What this task involves |
Output every record word for word.

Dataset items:
§
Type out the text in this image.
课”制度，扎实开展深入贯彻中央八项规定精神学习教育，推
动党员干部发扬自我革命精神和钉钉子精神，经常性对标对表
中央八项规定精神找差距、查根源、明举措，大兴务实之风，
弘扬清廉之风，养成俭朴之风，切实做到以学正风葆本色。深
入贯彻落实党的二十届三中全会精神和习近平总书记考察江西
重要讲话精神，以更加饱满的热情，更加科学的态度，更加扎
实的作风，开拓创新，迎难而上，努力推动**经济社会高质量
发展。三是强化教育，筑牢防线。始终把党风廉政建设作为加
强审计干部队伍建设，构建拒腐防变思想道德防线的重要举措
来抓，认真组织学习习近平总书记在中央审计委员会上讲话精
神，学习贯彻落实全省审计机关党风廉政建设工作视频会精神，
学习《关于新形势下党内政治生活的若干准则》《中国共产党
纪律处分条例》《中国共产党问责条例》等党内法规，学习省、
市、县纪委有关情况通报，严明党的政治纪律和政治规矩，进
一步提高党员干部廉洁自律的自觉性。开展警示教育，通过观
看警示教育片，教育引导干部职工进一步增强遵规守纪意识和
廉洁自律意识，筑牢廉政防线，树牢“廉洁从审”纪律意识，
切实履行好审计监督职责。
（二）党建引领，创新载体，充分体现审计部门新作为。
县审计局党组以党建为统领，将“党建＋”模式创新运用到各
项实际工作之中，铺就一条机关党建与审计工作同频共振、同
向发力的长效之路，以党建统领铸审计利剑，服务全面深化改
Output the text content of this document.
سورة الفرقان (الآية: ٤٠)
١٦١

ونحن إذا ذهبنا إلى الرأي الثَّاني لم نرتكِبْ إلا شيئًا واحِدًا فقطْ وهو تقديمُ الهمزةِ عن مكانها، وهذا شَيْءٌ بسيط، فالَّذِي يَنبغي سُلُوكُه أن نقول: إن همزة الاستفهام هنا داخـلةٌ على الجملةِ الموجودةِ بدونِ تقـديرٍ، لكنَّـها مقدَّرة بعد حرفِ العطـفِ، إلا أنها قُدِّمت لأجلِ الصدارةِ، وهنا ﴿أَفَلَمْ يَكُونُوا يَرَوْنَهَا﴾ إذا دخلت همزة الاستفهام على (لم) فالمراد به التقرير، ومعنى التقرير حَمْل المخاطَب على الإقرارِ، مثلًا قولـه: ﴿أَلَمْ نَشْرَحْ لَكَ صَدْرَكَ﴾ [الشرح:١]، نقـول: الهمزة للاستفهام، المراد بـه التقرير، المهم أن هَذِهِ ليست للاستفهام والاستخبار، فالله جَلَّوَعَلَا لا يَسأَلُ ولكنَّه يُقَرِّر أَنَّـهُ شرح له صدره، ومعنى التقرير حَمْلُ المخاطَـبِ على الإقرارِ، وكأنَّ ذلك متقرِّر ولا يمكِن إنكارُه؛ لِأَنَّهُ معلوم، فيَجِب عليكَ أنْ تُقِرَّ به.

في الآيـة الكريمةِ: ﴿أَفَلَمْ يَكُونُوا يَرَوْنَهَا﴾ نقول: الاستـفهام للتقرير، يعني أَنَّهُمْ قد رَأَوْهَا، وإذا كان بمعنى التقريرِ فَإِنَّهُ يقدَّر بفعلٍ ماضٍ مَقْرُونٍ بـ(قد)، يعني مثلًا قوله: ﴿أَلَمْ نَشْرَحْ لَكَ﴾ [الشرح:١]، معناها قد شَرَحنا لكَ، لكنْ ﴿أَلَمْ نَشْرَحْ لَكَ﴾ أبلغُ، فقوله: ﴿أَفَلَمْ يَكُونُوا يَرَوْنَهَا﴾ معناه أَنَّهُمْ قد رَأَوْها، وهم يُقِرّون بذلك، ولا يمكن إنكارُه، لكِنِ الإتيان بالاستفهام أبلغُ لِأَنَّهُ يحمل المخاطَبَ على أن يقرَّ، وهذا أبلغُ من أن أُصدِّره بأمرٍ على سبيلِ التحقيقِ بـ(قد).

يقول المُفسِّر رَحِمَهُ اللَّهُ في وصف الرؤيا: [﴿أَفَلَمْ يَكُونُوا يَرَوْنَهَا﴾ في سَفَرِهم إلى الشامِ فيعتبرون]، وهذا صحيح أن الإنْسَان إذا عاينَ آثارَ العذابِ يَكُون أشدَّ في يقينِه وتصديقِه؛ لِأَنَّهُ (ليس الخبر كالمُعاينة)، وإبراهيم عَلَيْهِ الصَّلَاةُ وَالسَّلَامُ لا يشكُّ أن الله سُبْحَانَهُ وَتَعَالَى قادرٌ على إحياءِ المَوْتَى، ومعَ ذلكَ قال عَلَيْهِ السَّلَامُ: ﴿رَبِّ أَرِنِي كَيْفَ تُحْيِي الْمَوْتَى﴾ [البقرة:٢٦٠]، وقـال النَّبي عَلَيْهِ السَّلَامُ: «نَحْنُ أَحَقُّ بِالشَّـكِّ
§
Task result |
Type out the text in this image.
课”制度，扎实开展深入贯彻中央八项规定精神学习教育，推
动党员干部发扬自我革命精神和钉钉子精神，经常性对标对表
中央八项规定精神找差距、查根源、明举措，大兴务实之风，
弘扬清廉之风，养成俭朴之风，切实做到以学正风葆本色。深
入贯彻落实党的二十届三中全会精神和习近平总书记考察江西
重要讲话精神，以更加饱满的热情，更加科学的态度，更加扎
实的作风，开拓创新，迎难而上，努力推动**经济社会高质量
发展。三是强化教育，筑牢防线。始终把党风廉政建设作为加
强审计干部队伍建设，构建拒腐防变思想道德防线的重要举措
来抓，认真组织学习习近平总书记在中央审计委员会上讲话精
神，学习贯彻落实全省审计机关党风廉政建设工作视频会精神，
学习《关于新形势下党内政治生活的若干准则》《中国共产党
纪律处分条例》《中国共产党问责条例》等党内法规，学习省、
市、县纪委有关情况通报，严明党的政治纪律和政治规矩，进
一步提高党员干部廉洁自律的自觉性。开展警示教育，通过观
看警示教育片，教育引导干部职工进一步增强遵规守纪意识和
廉洁自律意识，筑牢廉政防线，树牢“廉洁从审”纪律意识，
切实履行好审计监督职责。
（二）党建引领，创新载体，充分体现审计部门新作为。
县审计局党组以党建为统领，将“党建＋”模式创新运用到各
项实际工作之中，铺就一条机关党建与审计工作同频共振、同
向发力的长效之路，以党建统领铸审计利剑，服务全面深化改
Output the text content of this document.
سورة الفرقان (الآية: ٤٠)
١٦١

ونحن إذا ذهبنا إلى الرأي الثَّاني لم نرتكِبْ إلا شيئًا واحِدًا فقطْ وهو تقديمُ الهمزةِ عن مكانها، وهذا شَيْءٌ بسيط، فالَّذِي يَنبغي سُلُوكُه أن نقول: إن همزة الاستفهام هنا داخـلةٌ على الجملةِ الموجودةِ بدونِ تقـديرٍ، لكنَّـها مقدَّرة بعد حرفِ العطـفِ، إلا أنها قُدِّمت لأجلِ الصدارةِ، وهنا ﴿أَفَلَمْ يَكُونُوا يَرَوْنَهَا﴾ إذا دخلت همزة الاستفهام على (لم) فالمراد به التقرير، ومعنى التقرير حَمْل المخاطَب على الإقرارِ، مثلًا قولـه: ﴿أَلَمْ نَشْرَحْ لَكَ صَدْرَكَ﴾ [الشرح:١]، نقـول: الهمزة للاستفهام، المراد بـه التقرير، المهم أن هَذِهِ ليست للاستفهام والاستخبار، فالله جَلَّوَعَلَا لا يَسأَلُ ولكنَّه يُقَرِّر أَنَّـهُ شرح له صدره، ومعنى التقرير حَمْلُ المخاطَـبِ على الإقرارِ، وكأنَّ ذلك متقرِّر ولا يمكِن إنكارُه؛ لِأَنَّهُ معلوم، فيَجِب عليكَ أنْ تُقِرَّ به.

في الآيـة الكريمةِ: ﴿أَفَلَمْ يَكُونُوا يَرَوْنَهَا﴾ نقول: الاستـفهام للتقرير، يعني أَنَّهُمْ قد رَأَوْهَا، وإذا كان بمعنى التقريرِ فَإِنَّهُ يقدَّر بفعلٍ ماضٍ مَقْرُونٍ بـ(قد)، يعني مثلًا قوله: ﴿أَلَمْ نَشْرَحْ لَكَ﴾ [الشرح:١]، معناها قد شَرَحنا لكَ، لكنْ ﴿أَلَمْ نَشْرَحْ لَكَ﴾ أبلغُ، فقوله: ﴿أَفَلَمْ يَكُونُوا يَرَوْنَهَا﴾ معناه أَنَّهُمْ قد رَأَوْها، وهم يُقِرّون بذلك، ولا يمكن إنكارُه، لكِنِ الإتيان بالاستفهام أبلغُ لِأَنَّهُ يحمل المخاطَبَ على أن يقرَّ، وهذا أبلغُ من أن أُصدِّره بأمرٍ على سبيلِ التحقيقِ بـ(قد).

يقول المُفسِّر رَحِمَهُ اللَّهُ في وصف الرؤيا: [﴿أَفَلَمْ يَكُونُوا يَرَوْنَهَا﴾ في سَفَرِهم إلى الشامِ فيعتبرون]، وهذا صحيح أن الإنْسَان إذا عاينَ آثارَ العذابِ يَكُون أشدَّ في يقينِه وتصديقِه؛ لِأَنَّهُ (ليس الخبر كالمُعاينة)، وإبراهيم عَلَيْهِ الصَّلَاةُ وَالسَّلَامُ لا يشكُّ أن الله سُبْحَانَهُ وَتَعَالَى قادرٌ على إحياءِ المَوْتَى، ومعَ ذلكَ قال عَلَيْهِ السَّلَامُ: ﴿رَبِّ أَرِنِي كَيْفَ تُحْيِي الْمَوْتَى﴾ [البقرة:٢٦٠]، وقـال النَّبي عَلَيْهِ السَّلَامُ: «نَحْنُ أَحَقُّ بِالشَّـكِّ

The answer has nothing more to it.